Everything in the listing except the pictures should be written out exactly.
##### Input #####
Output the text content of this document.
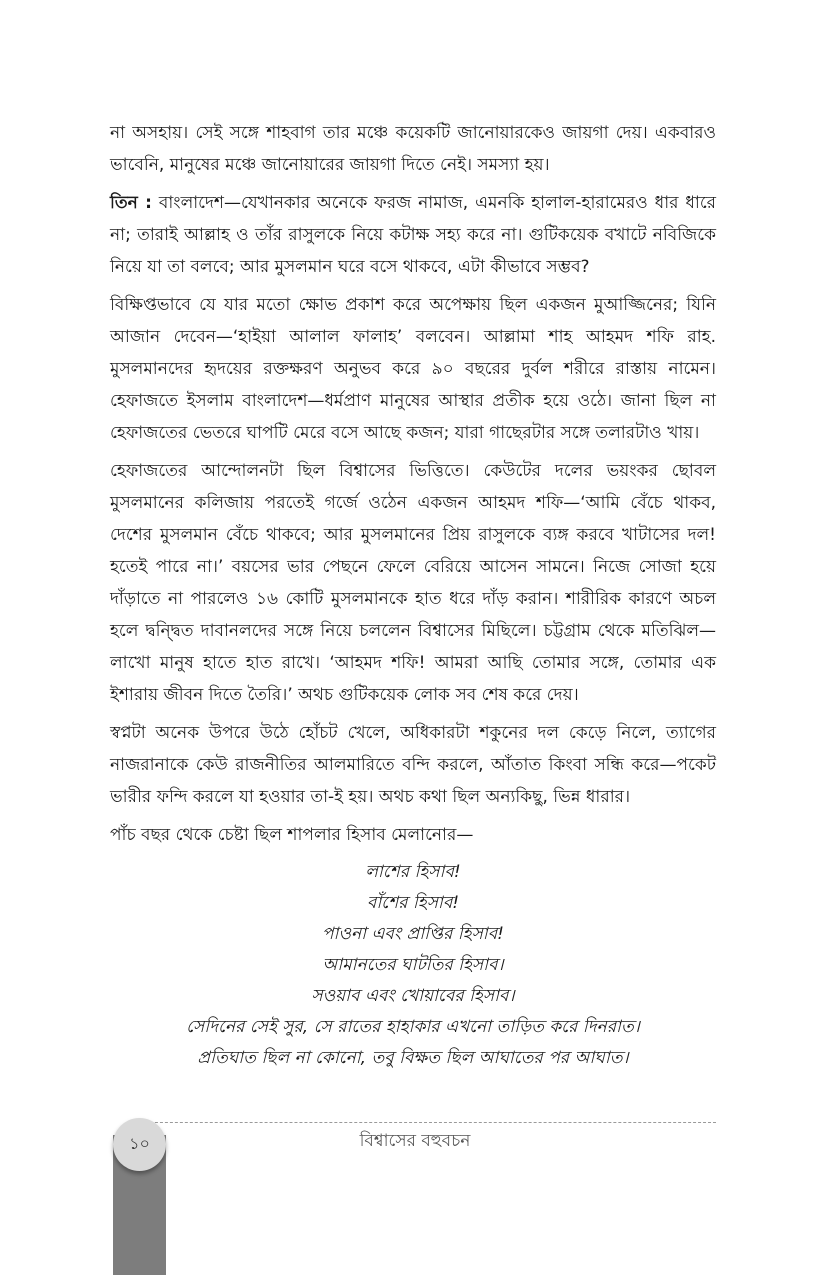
না অসহায়। সেই সঙ্গে শাহবাগ তার মঞ্চে কয়েকটি জানোয়ারকেও জায়গা দেয়। একবারও ভাবেনি, মানুষের মঞ্চে জানোয়ারের জায়গা দিতে নেই। সমস্যা হয়।

তিন : বাংলাদেশ—যেখানকার অনেকে ফরজ নামাজ, এমনকি হালাল-হারামেরও ধার ধারে না; তারাই আল্লাহ ও তাঁর রাসুলকে নিয়ে কটাক্ষ সহ্য করে না। গুটিকয়েক বখাটে নবিজিকে নিয়ে যা তা বলবে; আর মুসলমান ঘরে বসে থাকবে, এটা কীভাবে সম্ভব?

বিক্ষিপ্তভাবে যে যার মতো ক্ষোভ প্রকাশ করে অপেক্ষায় ছিল একজন মুআজ্জিনের; যিনি আজান দেবেন—‘হাইয়া আলাল ফালাহ’ বলবেন। আল্লামা শাহ আহমদ শফি রাহ. মুসলমানদের হৃদয়ের রক্তক্ষরণ অনুভব করে ৯০ বছরের দুর্বল শরীরে রাস্তায় নামেন। হেফাজতে ইসলাম বাংলাদেশ—ধর্মপ্রাণ মানুষের আস্থার প্রতীক হয়ে ওঠে। জানা ছিল না হেফাজতের ভেতরে ঘাপটি মেরে বসে আছে কজন; যারা গাছেরটার সঙ্গে তলারটাও খায়।

হেফাজতের আন্দোলনটা ছিল বিশ্বাসের ভিত্তিতে। কেউটের দলের ভয়ংকর ছোবল মুসলমানের কলিজায় পরতেই গর্জে ওঠেন একজন আহমদ শফি—‘আমি বেঁচে থাকব, দেশের মুসলমান বেঁচে থাকবে; আর মুসলমানের প্রিয় রাসুলকে ব্যঙ্গ করবে খাটাসের দল! হতেই পারে না।’ বয়সের ভার পেছনে ফেলে বেরিয়ে আসেন সামনে। নিজে সোজা হয়ে দাঁড়াতে না পারলেও ১৬ কোটি মুসলমানকে হাত ধরে দাঁড় করান। শারীরিক কারণে অচল হলে দ্বন্দ্বিত দাবানলদের সঙ্গে নিয়ে চললেন বিশ্বাসের মিছিলে। চট্টগ্রাম থেকে মতিঝিল—লাখো মানুষ হাতে হাত রাখে। ‘আহমদ শফি! আমরা আছি তোমার সঙ্গে, তোমার এক ইশারায় জীবন দিতে তৈরি।’ অথচ গুটিকয়েক লোক সব শেষ করে দেয়।

স্বপ্নটা অনেক উপরে উঠে হোঁচট খেলে, অধিকারটা শকুনের দল কেড়ে নিলে, ত্যাগের নাজরানাকে কেউ রাজনীতির আলমারিতে বন্দি করলে, আঁতাত কিংবা সন্ধি করে—পকেট ভারীর ফন্দি করলে যা হওয়ার তা-ই হয়। অথচ কথা ছিল অন্যকিছু, ভিন্ন ধারার।

পাঁচ বছর থেকে চেষ্টা ছিল শাপলার হিসাব মেলানোর—

লাশের হিসাব!
বাঁশের হিসাব!
পাওনা এবং প্রাপ্তির হিসাব!
আমানতের ঘাটতির হিসাব।
সওয়াব এবং খোয়াবের হিসাব।
সেদিনের সেই সুর, সে রাতের হাহাকার এখনো তাড়িত করে দিনরাত।
প্রতিঘাত ছিল না কোনো, তবু বিক্ষত ছিল আঘাতের পর আঘাত।
১০	বিশ্বাসের বহুবচন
#####
▶ **Finished exercise**:
Output the text content of this document.
না অসহায়। সেই সঙ্গে শাহবাগ তার মঞ্চে কয়েকটি জানোয়ারকেও জায়গা দেয়। একবারও ভাবেনি, মানুষের মঞ্চে জানোয়ারের জায়গা দিতে নেই। সমস্যা হয়।

তিন : বাংলাদেশ—যেখানকার অনেকে ফরজ নামাজ, এমনকি হালাল-হারামেরও ধার ধারে না; তারাই আল্লাহ ও তাঁর রাসুলকে নিয়ে কটাক্ষ সহ্য করে না। গুটিকয়েক বখাটে নবিজিকে নিয়ে যা তা বলবে; আর মুসলমান ঘরে বসে থাকবে, এটা কীভাবে সম্ভব?

বিক্ষিপ্তভাবে যে যার মতো ক্ষোভ প্রকাশ করে অপেক্ষায় ছিল একজন মুআজ্জিনের; যিনি আজান দেবেন—‘হাইয়া আলাল ফালাহ’ বলবেন। আল্লামা শাহ আহমদ শফি রাহ. মুসলমানদের হৃদয়ের রক্তক্ষরণ অনুভব করে ৯০ বছরের দুর্বল শরীরে রাস্তায় নামেন। হেফাজতে ইসলাম বাংলাদেশ—ধর্মপ্রাণ মানুষের আস্থার প্রতীক হয়ে ওঠে। জানা ছিল না হেফাজতের ভেতরে ঘাপটি মেরে বসে আছে কজন; যারা গাছেরটার সঙ্গে তলারটাও খায়।

হেফাজতের আন্দোলনটা ছিল বিশ্বাসের ভিত্তিতে। কেউটের দলের ভয়ংকর ছোবল মুসলমানের কলিজায় পরতেই গর্জে ওঠেন একজন আহমদ শফি—‘আমি বেঁচে থাকব, দেশের মুসলমান বেঁচে থাকবে; আর মুসলমানের প্রিয় রাসুলকে ব্যঙ্গ করবে খাটাসের দল! হতেই পারে না।’ বয়সের ভার পেছনে ফেলে বেরিয়ে আসেন সামনে। নিজে সোজা হয়ে দাঁড়াতে না পারলেও ১৬ কোটি মুসলমানকে হাত ধরে দাঁড় করান। শারীরিক কারণে অচল হলে দ্বন্দ্বিত দাবানলদের সঙ্গে নিয়ে চললেন বিশ্বাসের মিছিলে। চট্টগ্রাম থেকে মতিঝিল—লাখো মানুষ হাতে হাত রাখে। ‘আহমদ শফি! আমরা আছি তোমার সঙ্গে, তোমার এক ইশারায় জীবন দিতে তৈরি।’ অথচ গুটিকয়েক লোক সব শেষ করে দেয়।

স্বপ্নটা অনেক উপরে উঠে হোঁচট খেলে, অধিকারটা শকুনের দল কেড়ে নিলে, ত্যাগের নাজরানাকে কেউ রাজনীতির আলমারিতে বন্দি করলে, আঁতাত কিংবা সন্ধি করে—পকেট ভারীর ফন্দি করলে যা হওয়ার তা-ই হয়। অথচ কথা ছিল অন্যকিছু, ভিন্ন ধারার।

পাঁচ বছর থেকে চেষ্টা ছিল শাপলার হিসাব মেলানোর—

লাশের হিসাব!
বাঁশের হিসাব!
পাওনা এবং প্রাপ্তির হিসাব!
আমানতের ঘাটতির হিসাব।
সওয়াব এবং খোয়াবের হিসাব।
সেদিনের সেই সুর, সে রাতের হাহাকার এখনো তাড়িত করে দিনরাত।
প্রতিঘাত ছিল না কোনো, তবু বিক্ষত ছিল আঘাতের পর আঘাত।
১০	বিশ্বাসের বহুবচন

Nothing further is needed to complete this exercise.